◆ The records ◆
+--
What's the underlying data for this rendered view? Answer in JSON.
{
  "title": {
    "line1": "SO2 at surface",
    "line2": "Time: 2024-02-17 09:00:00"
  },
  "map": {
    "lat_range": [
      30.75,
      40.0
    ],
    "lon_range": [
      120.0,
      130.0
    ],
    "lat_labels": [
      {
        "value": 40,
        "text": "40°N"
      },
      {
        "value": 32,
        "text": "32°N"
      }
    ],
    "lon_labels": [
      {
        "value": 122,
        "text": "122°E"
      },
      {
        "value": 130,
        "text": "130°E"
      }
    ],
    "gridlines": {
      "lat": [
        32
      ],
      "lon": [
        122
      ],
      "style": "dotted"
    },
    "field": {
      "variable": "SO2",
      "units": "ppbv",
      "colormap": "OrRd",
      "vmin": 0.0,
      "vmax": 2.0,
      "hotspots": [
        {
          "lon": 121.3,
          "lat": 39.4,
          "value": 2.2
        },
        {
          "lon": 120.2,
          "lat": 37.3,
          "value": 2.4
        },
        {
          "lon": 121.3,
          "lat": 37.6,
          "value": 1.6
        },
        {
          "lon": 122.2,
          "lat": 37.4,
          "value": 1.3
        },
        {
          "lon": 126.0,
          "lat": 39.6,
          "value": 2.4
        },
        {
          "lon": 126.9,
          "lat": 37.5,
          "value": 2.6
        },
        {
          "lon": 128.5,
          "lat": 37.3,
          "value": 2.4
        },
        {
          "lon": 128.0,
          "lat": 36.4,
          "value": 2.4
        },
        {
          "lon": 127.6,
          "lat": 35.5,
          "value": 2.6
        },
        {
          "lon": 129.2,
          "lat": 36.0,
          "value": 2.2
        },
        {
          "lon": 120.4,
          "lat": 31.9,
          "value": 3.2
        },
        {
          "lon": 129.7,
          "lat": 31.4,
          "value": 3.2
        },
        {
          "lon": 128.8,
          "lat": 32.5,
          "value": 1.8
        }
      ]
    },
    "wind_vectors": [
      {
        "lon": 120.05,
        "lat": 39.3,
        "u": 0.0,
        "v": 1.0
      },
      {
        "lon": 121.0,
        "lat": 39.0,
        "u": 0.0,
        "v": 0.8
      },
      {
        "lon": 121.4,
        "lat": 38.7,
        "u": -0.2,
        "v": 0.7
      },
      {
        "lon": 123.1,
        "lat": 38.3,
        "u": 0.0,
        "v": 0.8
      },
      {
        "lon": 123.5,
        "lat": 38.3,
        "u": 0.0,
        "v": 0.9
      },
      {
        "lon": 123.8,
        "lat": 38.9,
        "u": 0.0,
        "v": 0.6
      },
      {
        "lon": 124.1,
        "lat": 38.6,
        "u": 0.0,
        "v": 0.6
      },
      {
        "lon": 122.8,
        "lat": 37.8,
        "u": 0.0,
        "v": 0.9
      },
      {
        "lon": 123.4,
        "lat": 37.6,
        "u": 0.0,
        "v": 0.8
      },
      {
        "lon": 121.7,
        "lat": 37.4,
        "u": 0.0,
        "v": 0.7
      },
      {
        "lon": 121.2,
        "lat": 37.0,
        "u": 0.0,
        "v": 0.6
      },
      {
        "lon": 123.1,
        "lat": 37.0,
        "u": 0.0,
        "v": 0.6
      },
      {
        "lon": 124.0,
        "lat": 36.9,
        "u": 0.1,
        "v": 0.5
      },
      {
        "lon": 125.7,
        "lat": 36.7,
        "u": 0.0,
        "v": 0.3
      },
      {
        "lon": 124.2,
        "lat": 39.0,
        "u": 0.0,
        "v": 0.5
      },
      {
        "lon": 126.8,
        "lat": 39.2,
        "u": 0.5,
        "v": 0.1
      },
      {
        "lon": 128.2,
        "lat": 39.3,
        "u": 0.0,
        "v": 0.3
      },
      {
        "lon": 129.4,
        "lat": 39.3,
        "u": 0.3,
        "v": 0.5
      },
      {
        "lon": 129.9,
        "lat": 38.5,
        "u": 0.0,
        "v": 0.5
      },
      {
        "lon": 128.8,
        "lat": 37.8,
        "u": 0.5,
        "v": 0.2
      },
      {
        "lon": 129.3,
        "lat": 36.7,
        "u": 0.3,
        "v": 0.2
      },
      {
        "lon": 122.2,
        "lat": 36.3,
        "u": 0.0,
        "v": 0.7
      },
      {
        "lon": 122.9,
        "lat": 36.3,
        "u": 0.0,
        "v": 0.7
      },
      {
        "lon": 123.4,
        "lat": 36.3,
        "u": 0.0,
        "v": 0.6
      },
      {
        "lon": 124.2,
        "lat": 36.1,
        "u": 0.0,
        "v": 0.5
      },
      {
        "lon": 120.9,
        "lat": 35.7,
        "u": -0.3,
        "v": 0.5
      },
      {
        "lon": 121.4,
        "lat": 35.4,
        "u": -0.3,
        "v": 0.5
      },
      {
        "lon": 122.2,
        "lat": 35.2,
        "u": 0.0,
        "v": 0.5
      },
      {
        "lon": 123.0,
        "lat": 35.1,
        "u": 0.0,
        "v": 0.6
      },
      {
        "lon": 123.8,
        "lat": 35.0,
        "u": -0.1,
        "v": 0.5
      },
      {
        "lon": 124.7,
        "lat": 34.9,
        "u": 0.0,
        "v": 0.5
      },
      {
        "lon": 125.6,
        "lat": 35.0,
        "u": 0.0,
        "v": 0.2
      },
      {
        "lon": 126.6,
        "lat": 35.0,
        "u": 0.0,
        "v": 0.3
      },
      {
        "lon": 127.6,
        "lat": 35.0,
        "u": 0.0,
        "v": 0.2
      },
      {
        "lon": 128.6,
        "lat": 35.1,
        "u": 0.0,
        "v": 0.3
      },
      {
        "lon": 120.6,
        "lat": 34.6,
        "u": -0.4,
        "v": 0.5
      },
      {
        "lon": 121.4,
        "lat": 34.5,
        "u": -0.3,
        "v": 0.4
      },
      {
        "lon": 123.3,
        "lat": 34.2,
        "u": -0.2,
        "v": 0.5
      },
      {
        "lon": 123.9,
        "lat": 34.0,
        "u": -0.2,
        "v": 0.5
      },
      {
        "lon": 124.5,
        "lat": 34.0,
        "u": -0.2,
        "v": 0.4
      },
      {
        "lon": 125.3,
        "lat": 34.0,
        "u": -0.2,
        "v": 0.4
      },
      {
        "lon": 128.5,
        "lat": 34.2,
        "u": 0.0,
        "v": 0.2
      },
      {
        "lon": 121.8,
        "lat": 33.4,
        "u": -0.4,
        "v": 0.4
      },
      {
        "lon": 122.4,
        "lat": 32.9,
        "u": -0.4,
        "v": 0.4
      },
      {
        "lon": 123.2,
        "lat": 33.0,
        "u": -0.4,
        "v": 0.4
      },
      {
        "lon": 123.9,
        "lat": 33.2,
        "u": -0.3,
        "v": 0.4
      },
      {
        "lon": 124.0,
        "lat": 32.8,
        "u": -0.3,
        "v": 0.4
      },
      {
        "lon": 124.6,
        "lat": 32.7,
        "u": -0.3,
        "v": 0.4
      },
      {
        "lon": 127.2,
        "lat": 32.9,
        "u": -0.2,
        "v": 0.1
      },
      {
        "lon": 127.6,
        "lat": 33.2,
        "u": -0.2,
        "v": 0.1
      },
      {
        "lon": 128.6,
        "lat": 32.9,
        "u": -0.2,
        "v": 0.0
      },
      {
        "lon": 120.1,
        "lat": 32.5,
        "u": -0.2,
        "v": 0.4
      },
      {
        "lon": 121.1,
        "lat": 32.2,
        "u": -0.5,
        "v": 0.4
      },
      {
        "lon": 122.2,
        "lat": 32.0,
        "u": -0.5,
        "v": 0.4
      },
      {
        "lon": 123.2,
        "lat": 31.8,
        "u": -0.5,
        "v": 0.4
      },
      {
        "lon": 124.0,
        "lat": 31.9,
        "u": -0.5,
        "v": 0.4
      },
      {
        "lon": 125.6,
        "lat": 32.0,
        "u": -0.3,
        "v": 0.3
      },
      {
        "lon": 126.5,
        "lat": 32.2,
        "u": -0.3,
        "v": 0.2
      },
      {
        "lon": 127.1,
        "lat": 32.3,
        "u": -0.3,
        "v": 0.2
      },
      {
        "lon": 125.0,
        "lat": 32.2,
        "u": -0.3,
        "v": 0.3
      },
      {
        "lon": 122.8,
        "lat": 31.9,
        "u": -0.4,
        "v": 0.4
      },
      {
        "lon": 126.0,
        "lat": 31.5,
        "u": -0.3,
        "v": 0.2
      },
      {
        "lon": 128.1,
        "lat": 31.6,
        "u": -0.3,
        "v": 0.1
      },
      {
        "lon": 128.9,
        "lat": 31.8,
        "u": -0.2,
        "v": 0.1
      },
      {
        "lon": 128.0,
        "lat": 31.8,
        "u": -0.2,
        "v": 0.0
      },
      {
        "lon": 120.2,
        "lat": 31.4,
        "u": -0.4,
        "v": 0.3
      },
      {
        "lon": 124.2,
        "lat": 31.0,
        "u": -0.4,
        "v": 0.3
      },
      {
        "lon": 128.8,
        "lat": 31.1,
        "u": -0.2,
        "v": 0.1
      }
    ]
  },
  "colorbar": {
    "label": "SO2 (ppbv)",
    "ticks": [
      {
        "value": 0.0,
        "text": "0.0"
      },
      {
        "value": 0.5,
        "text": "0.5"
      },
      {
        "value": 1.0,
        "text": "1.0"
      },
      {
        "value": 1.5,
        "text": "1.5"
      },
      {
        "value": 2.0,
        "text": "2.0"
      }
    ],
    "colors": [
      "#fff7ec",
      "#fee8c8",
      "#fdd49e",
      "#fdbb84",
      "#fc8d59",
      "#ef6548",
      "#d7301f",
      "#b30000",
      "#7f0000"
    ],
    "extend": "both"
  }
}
+--
◆ Your goal ◆
Pull out the lines above in which the word "text" appears.

◆ Solution to the exercise ◆
        "text": "40°N"
        "text": "32°N"
        "text": "122°E"
        "text": "130°E"
        "text": "0.0"
        "text": "0.5"
        "text": "1.0"
        "text": "1.5"
        "text": "2.0"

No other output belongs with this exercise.